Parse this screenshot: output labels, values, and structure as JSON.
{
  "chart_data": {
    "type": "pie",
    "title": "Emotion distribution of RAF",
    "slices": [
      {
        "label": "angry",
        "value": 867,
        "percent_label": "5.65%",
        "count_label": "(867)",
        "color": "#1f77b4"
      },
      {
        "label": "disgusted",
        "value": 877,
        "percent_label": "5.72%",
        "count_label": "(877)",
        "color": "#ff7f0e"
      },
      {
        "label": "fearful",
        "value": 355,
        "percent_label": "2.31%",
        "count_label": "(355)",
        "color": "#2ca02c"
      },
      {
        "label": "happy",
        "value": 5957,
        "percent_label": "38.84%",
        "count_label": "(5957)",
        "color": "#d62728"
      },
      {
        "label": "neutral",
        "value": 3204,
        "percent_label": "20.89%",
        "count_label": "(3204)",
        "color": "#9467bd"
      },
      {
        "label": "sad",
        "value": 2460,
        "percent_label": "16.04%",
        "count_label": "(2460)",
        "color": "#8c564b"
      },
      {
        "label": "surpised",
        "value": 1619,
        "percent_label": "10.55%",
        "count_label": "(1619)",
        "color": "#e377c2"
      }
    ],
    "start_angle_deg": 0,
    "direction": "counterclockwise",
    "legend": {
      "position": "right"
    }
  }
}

EXERCISE TASK: Look through the entries above and list every line containing "color".

EXERCISE OUTPUT:
        "color": "#1f77b4"
        "color": "#ff7f0e"
        "color": "#2ca02c"
        "color": "#d62728"
        "color": "#9467bd"
        "color": "#8c564b"
        "color": "#e377c2"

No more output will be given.